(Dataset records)
-*-*-

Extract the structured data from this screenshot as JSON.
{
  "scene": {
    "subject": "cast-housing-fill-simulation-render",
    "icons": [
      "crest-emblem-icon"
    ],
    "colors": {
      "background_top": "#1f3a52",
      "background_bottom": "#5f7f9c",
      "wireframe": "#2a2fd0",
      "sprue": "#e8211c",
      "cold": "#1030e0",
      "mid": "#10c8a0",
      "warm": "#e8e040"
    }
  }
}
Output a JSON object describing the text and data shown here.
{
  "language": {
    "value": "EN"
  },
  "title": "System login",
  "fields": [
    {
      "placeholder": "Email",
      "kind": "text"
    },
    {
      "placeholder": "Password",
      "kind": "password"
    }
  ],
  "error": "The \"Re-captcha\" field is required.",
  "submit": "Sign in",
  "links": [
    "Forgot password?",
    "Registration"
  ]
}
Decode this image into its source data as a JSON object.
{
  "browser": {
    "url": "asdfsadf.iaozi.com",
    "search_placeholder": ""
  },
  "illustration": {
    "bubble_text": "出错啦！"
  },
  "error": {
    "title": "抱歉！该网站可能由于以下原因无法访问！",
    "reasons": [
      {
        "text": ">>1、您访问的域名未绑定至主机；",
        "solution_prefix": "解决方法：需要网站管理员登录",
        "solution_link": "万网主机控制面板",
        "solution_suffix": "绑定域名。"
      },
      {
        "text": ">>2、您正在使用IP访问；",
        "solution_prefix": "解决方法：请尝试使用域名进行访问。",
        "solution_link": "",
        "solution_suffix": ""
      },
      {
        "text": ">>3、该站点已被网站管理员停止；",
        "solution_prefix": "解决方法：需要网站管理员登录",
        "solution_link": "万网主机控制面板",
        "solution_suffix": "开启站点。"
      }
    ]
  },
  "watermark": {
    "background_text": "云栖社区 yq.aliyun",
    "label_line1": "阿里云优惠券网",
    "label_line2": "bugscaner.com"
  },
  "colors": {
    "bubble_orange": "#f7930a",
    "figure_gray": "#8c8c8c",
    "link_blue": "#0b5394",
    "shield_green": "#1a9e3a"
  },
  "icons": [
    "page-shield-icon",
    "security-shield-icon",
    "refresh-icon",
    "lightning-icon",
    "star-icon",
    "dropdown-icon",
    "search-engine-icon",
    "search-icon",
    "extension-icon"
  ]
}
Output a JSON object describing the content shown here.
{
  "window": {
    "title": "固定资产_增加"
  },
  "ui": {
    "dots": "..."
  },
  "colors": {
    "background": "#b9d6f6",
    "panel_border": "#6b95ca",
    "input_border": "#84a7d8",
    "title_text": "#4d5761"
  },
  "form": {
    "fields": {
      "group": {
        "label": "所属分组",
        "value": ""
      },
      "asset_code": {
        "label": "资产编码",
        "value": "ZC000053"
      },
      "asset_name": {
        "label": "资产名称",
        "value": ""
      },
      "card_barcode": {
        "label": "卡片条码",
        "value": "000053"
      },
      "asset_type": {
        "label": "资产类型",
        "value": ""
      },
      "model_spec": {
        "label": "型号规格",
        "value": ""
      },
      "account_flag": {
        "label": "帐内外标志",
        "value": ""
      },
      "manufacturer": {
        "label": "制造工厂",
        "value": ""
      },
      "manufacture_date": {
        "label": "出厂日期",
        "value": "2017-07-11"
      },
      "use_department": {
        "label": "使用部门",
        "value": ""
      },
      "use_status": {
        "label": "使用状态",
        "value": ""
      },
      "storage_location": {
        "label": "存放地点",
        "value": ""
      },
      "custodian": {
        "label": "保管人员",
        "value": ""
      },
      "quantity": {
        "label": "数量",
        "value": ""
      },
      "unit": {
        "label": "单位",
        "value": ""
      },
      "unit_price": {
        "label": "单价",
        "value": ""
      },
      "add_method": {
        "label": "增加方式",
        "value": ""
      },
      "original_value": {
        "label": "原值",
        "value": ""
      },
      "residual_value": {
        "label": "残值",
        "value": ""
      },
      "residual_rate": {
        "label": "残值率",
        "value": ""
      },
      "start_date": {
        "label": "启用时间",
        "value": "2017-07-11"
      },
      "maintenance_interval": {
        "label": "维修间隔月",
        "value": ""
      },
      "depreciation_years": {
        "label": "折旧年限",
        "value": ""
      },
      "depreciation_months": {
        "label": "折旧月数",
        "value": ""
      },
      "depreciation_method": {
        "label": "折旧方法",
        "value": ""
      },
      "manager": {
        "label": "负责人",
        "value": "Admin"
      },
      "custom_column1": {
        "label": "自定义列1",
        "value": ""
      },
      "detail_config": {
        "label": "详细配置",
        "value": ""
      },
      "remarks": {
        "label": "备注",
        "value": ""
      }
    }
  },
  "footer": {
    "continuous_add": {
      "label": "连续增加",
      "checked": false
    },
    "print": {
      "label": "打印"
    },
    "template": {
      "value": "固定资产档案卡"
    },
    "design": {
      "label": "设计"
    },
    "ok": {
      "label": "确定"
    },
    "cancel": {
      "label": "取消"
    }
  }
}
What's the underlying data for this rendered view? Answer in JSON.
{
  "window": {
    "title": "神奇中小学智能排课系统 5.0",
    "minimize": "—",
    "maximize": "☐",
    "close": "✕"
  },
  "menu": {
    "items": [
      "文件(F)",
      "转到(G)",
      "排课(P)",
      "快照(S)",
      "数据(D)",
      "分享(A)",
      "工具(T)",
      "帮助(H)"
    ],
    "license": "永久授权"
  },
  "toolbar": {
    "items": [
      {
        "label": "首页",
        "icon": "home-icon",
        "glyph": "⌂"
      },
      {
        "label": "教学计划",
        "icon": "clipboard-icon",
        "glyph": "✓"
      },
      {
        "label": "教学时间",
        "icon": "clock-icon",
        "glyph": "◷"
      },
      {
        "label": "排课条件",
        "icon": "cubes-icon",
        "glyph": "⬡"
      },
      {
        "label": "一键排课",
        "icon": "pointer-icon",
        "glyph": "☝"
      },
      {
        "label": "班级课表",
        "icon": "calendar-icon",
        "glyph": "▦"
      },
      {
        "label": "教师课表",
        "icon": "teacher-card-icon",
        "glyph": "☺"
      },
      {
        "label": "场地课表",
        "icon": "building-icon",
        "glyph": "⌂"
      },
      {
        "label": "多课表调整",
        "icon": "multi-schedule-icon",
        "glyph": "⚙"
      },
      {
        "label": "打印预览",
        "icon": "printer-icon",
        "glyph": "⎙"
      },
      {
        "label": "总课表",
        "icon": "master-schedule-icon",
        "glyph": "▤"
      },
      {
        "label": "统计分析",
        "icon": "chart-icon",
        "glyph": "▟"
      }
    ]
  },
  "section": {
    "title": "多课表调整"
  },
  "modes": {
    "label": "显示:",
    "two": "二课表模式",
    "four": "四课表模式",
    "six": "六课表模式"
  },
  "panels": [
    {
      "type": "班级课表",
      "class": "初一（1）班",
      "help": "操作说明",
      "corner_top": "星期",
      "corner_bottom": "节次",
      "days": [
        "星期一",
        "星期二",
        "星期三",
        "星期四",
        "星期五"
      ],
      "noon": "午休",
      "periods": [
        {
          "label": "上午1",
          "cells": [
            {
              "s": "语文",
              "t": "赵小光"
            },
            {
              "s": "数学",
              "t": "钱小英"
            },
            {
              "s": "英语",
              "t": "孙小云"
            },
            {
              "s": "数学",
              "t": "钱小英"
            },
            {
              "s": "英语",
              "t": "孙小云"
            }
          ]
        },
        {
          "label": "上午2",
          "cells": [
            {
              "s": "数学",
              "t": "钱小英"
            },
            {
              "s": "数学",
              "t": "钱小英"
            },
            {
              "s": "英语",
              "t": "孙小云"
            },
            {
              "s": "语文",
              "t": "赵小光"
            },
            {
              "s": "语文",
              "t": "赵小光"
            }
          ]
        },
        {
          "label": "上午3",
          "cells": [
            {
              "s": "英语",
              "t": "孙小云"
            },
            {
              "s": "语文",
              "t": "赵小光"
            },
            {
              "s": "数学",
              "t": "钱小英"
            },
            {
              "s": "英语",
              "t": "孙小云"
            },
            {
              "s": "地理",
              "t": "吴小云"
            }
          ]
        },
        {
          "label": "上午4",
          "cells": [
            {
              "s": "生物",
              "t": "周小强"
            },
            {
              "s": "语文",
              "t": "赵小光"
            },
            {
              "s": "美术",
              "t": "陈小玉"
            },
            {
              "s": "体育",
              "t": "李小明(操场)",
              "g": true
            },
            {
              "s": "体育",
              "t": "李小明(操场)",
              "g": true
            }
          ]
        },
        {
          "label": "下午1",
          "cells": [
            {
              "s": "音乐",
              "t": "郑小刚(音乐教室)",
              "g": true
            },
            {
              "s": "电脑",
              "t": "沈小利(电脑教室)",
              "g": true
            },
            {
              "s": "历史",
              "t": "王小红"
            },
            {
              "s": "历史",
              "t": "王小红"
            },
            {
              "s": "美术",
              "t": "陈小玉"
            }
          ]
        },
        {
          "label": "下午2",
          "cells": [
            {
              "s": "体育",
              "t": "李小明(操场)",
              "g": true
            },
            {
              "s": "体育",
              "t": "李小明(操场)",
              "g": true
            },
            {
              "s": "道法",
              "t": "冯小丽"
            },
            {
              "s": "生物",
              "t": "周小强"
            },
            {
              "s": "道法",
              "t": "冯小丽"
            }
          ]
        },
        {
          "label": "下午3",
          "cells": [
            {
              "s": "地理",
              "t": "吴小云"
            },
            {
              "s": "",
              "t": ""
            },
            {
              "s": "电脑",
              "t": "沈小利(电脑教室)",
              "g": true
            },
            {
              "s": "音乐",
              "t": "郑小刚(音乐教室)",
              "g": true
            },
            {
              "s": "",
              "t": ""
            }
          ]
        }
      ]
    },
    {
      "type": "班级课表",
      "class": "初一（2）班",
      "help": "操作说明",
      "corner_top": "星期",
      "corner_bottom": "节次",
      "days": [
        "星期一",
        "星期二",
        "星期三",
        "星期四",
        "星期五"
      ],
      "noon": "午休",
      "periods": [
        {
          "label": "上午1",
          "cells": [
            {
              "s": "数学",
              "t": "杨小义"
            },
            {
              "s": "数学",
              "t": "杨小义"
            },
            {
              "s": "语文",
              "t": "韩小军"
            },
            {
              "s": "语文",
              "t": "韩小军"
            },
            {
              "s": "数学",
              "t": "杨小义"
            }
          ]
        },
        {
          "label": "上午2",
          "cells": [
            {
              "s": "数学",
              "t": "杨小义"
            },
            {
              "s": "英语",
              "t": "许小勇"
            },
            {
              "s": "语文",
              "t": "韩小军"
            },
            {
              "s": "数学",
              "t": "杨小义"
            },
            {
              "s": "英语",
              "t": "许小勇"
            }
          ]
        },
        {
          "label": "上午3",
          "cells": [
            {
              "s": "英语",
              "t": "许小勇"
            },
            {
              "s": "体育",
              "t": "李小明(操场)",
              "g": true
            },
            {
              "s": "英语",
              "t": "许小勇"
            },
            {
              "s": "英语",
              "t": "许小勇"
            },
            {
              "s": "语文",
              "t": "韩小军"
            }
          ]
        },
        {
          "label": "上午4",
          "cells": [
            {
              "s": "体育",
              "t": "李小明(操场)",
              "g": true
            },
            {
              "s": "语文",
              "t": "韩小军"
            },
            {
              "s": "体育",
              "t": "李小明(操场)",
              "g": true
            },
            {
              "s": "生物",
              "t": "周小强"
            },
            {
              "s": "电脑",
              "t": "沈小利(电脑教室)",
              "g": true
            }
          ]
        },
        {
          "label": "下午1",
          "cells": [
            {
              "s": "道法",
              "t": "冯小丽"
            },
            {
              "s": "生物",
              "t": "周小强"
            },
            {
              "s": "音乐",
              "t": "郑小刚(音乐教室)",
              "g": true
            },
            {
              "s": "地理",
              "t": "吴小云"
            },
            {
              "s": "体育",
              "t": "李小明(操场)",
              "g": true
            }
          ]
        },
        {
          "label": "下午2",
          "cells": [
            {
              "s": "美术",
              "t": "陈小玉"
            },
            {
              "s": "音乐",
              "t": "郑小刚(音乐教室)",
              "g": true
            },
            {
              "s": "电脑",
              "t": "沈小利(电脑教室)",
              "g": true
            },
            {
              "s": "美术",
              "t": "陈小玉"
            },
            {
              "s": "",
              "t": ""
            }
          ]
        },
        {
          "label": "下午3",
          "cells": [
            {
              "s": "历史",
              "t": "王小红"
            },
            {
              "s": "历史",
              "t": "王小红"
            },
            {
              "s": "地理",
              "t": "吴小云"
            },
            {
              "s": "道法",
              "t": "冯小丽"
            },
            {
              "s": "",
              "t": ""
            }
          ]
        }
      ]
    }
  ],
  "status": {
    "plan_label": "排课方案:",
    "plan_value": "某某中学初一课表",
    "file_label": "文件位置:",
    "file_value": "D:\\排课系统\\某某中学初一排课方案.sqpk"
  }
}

-*-*-

**Exercise directions:**
List every line above containing the word "glyph".

**Written solution:**
        "glyph": "⌂"
        "glyph": "✓"
        "glyph": "◷"
        "glyph": "⬡"
        "glyph": "☝"
        "glyph": "▦"
        "glyph": "☺"
        "glyph": "⌂"
        "glyph": "⚙"
        "glyph": "⎙"
        "glyph": "▤"
        "glyph": "▟"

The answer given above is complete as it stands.